* **EXERCISE MATERIALS**
=====

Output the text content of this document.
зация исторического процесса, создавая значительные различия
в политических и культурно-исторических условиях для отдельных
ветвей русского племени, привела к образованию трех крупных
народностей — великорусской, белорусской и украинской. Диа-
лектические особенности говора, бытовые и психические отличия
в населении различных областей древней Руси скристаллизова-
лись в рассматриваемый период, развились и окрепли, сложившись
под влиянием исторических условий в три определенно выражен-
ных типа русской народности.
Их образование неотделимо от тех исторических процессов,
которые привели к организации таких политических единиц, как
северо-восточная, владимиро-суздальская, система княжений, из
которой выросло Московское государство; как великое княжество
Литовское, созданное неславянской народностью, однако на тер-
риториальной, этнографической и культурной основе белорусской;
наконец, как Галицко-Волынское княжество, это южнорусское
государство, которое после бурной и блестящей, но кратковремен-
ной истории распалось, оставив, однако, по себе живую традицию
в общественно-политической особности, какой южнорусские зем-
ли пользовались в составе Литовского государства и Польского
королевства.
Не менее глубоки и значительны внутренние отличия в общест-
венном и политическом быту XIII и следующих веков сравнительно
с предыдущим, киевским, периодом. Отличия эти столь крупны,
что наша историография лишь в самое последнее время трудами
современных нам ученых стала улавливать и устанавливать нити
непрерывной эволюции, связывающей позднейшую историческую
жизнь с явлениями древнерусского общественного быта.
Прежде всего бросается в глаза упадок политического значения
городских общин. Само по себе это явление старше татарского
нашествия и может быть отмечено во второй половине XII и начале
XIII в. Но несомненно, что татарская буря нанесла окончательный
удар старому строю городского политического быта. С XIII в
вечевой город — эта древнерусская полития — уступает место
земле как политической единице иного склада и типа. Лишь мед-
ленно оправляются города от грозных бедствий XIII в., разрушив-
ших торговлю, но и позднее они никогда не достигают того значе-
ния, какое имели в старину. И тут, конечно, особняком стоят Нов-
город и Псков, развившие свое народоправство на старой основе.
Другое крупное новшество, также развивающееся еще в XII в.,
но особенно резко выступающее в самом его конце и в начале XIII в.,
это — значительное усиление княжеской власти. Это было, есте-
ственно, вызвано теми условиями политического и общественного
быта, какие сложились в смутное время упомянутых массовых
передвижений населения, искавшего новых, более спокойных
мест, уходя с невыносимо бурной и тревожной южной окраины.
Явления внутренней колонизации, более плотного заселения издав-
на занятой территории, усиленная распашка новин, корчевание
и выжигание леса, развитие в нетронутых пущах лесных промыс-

=====

* **TO DO**
Extract each line from the listing above, please, and repeat it exactly.

* **EXERCISE RESPONSE**
Output the text content of this document.
зация исторического процесса, создавая значительные различия
в политических и культурно-исторических условиях для отдельных
ветвей русского племени, привела к образованию трех крупных
народностей — великорусской, белорусской и украинской. Диа-
лектические особенности говора, бытовые и психические отличия
в населении различных областей древней Руси скристаллизова-
лись в рассматриваемый период, развились и окрепли, сложившись
под влиянием исторических условий в три определенно выражен-
ных типа русской народности.
Их образование неотделимо от тех исторических процессов,
которые привели к организации таких политических единиц, как
северо-восточная, владимиро-суздальская, система княжений, из
которой выросло Московское государство; как великое княжество
Литовское, созданное неславянской народностью, однако на тер-
риториальной, этнографической и культурной основе белорусской;
наконец, как Галицко-Волынское княжество, это южнорусское
государство, которое после бурной и блестящей, но кратковремен-
ной истории распалось, оставив, однако, по себе живую традицию
в общественно-политической особности, какой южнорусские зем-
ли пользовались в составе Литовского государства и Польского
королевства.
Не менее глубоки и значительны внутренние отличия в общест-
венном и политическом быту XIII и следующих веков сравнительно
с предыдущим, киевским, периодом. Отличия эти столь крупны,
что наша историография лишь в самое последнее время трудами
современных нам ученых стала улавливать и устанавливать нити
непрерывной эволюции, связывающей позднейшую историческую
жизнь с явлениями древнерусского общественного быта.
Прежде всего бросается в глаза упадок политического значения
городских общин. Само по себе это явление старше татарского
нашествия и может быть отмечено во второй половине XII и начале
XIII в. Но несомненно, что татарская буря нанесла окончательный
удар старому строю городского политического быта. С XIII в
вечевой город — эта древнерусская полития — уступает место
земле как политической единице иного склада и типа. Лишь мед-
ленно оправляются города от грозных бедствий XIII в., разрушив-
ших торговлю, но и позднее они никогда не достигают того значе-
ния, какое имели в старину. И тут, конечно, особняком стоят Нов-
город и Псков, развившие свое народоправство на старой основе.
Другое крупное новшество, также развивающееся еще в XII в.,
но особенно резко выступающее в самом его конце и в начале XIII в.,
это — значительное усиление княжеской власти. Это было, есте-
ственно, вызвано теми условиями политического и общественного
быта, какие сложились в смутное время упомянутых массовых
передвижений населения, искавшего новых, более спокойных
мест, уходя с невыносимо бурной и тревожной южной окраины.
Явления внутренней колонизации, более плотного заселения издав-
на занятой территории, усиленная распашка новин, корчевание
и выжигание леса, развитие в нетронутых пущах лесных промыс-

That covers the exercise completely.